Element boundary records
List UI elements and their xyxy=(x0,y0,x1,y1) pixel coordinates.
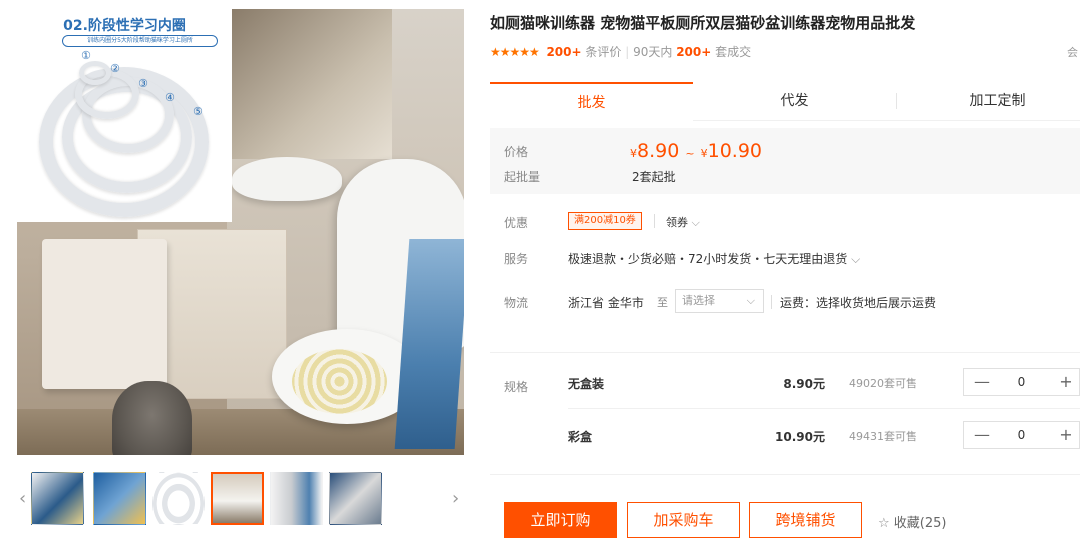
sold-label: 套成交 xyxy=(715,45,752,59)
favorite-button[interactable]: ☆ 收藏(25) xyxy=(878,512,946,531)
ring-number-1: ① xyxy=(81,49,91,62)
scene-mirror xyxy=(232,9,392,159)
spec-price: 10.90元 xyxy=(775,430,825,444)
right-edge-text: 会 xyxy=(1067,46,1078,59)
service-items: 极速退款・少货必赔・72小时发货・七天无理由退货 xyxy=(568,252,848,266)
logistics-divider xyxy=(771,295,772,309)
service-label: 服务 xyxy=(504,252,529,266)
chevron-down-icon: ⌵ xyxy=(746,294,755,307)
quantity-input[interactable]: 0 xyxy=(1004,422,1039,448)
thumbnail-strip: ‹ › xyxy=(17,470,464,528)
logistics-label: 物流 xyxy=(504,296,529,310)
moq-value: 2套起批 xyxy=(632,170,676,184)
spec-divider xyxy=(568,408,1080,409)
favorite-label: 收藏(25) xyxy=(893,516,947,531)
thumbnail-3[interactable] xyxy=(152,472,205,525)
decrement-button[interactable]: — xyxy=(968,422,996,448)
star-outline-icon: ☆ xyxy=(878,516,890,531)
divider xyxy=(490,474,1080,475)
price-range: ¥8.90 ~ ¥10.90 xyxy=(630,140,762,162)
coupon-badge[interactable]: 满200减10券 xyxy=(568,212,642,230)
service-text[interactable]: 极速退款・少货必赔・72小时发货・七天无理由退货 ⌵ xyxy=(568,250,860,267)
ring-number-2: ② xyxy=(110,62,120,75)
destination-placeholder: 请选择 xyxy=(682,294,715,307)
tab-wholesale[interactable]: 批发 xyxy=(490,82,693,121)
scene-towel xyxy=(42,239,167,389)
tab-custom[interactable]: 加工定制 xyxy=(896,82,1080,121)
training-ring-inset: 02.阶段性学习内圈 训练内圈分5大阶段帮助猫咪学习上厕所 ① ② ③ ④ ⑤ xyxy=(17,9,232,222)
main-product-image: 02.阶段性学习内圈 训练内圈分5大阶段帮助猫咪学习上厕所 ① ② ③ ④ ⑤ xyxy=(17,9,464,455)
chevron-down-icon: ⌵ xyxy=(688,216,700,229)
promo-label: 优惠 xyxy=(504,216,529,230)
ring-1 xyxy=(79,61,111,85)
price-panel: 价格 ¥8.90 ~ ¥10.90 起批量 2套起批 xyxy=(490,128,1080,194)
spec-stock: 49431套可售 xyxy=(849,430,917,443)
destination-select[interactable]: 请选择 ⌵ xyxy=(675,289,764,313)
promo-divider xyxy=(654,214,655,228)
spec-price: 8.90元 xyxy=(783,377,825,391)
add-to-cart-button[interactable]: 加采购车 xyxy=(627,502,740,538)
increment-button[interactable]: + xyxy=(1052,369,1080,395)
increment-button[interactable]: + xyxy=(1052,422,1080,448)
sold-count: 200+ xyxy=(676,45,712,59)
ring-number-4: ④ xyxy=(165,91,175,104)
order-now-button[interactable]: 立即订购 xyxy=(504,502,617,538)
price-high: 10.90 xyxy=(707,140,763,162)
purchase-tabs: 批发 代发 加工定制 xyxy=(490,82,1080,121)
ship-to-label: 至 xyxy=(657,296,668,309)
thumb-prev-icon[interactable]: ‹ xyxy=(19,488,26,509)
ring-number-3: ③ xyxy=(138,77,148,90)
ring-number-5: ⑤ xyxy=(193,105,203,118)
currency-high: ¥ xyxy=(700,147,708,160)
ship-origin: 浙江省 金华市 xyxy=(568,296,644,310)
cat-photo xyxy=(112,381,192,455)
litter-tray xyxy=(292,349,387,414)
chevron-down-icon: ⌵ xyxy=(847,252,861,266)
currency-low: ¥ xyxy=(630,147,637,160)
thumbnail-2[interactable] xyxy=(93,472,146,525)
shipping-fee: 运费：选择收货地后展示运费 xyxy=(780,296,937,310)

What is needed →
Transcribe every line of the items above word for word, leaving out the pictures.

Written response →
List UI elements and their xyxy=(x0,y0,x1,y1) pixel coordinates.
sold-label: 套成交 xyxy=(715,45,752,59)
favorite-button[interactable]: ☆ 收藏(25) xyxy=(878,512,946,531)
ring-number-1: ① xyxy=(81,49,91,62)
scene-mirror xyxy=(232,9,392,159)
spec-price: 10.90元 xyxy=(775,430,825,444)
right-edge-text: 会 xyxy=(1067,46,1078,59)
service-items: 极速退款・少货必赔・72小时发货・七天无理由退货 xyxy=(568,252,848,266)
logistics-divider xyxy=(771,295,772,309)
service-label: 服务 xyxy=(504,252,529,266)
chevron-down-icon: ⌵ xyxy=(746,294,755,307)
quantity-input[interactable]: 0 xyxy=(1004,422,1039,448)
thumbnail-strip: ‹ › xyxy=(17,470,464,528)
logistics-label: 物流 xyxy=(504,296,529,310)
moq-value: 2套起批 xyxy=(632,170,676,184)
spec-divider xyxy=(568,408,1080,409)
favorite-label: 收藏(25) xyxy=(893,516,947,531)
thumbnail-3[interactable] xyxy=(152,472,205,525)
decrement-button[interactable]: — xyxy=(968,422,996,448)
star-outline-icon: ☆ xyxy=(878,516,890,531)
divider xyxy=(490,474,1080,475)
price-range: ¥8.90 ~ ¥10.90 xyxy=(630,140,762,162)
coupon-badge[interactable]: 满200减10券 xyxy=(568,212,642,230)
service-text[interactable]: 极速退款・少货必赔・72小时发货・七天无理由退货 ⌵ xyxy=(568,250,860,267)
ring-number-2: ② xyxy=(110,62,120,75)
destination-placeholder: 请选择 xyxy=(682,294,715,307)
tab-wholesale[interactable]: 批发 xyxy=(490,82,693,121)
scene-towel xyxy=(42,239,167,389)
tab-custom[interactable]: 加工定制 xyxy=(896,82,1080,121)
training-ring-inset: 02.阶段性学习内圈 训练内圈分5大阶段帮助猫咪学习上厕所 ① ② ③ ④ ⑤ xyxy=(17,9,232,222)
main-product-image: 02.阶段性学习内圈 训练内圈分5大阶段帮助猫咪学习上厕所 ① ② ③ ④ ⑤ xyxy=(17,9,464,455)
chevron-down-icon: ⌵ xyxy=(688,216,700,229)
promo-label: 优惠 xyxy=(504,216,529,230)
ring-1 xyxy=(79,61,111,85)
price-panel: 价格 ¥8.90 ~ ¥10.90 起批量 2套起批 xyxy=(490,128,1080,194)
spec-stock: 49431套可售 xyxy=(849,430,917,443)
destination-select[interactable]: 请选择 ⌵ xyxy=(675,289,764,313)
promo-divider xyxy=(654,214,655,228)
spec-price: 8.90元 xyxy=(783,377,825,391)
add-to-cart-button[interactable]: 加采购车 xyxy=(627,502,740,538)
increment-button[interactable]: + xyxy=(1052,369,1080,395)
increment-button[interactable]: + xyxy=(1052,422,1080,448)
sold-count: 200+ xyxy=(676,45,712,59)
ring-number-4: ④ xyxy=(165,91,175,104)
order-now-button[interactable]: 立即订购 xyxy=(504,502,617,538)
price-high: 10.90 xyxy=(707,140,763,162)
purchase-tabs: 批发 代发 加工定制 xyxy=(490,82,1080,121)
ship-to-label: 至 xyxy=(657,296,668,309)
thumb-prev-icon[interactable]: ‹ xyxy=(19,488,26,509)
ring-number-3: ③ xyxy=(138,77,148,90)
ring-number-5: ⑤ xyxy=(193,105,203,118)
currency-high: ¥ xyxy=(700,147,708,160)
ship-origin: 浙江省 金华市 xyxy=(568,296,644,310)
cat-photo xyxy=(112,381,192,455)
litter-tray xyxy=(292,349,387,414)
chevron-down-icon: ⌵ xyxy=(847,252,861,266)
currency-low: ¥ xyxy=(630,147,637,160)
thumbnail-2[interactable] xyxy=(93,472,146,525)
shipping-fee: 运费：选择收货地后展示运费 xyxy=(780,296,937,310)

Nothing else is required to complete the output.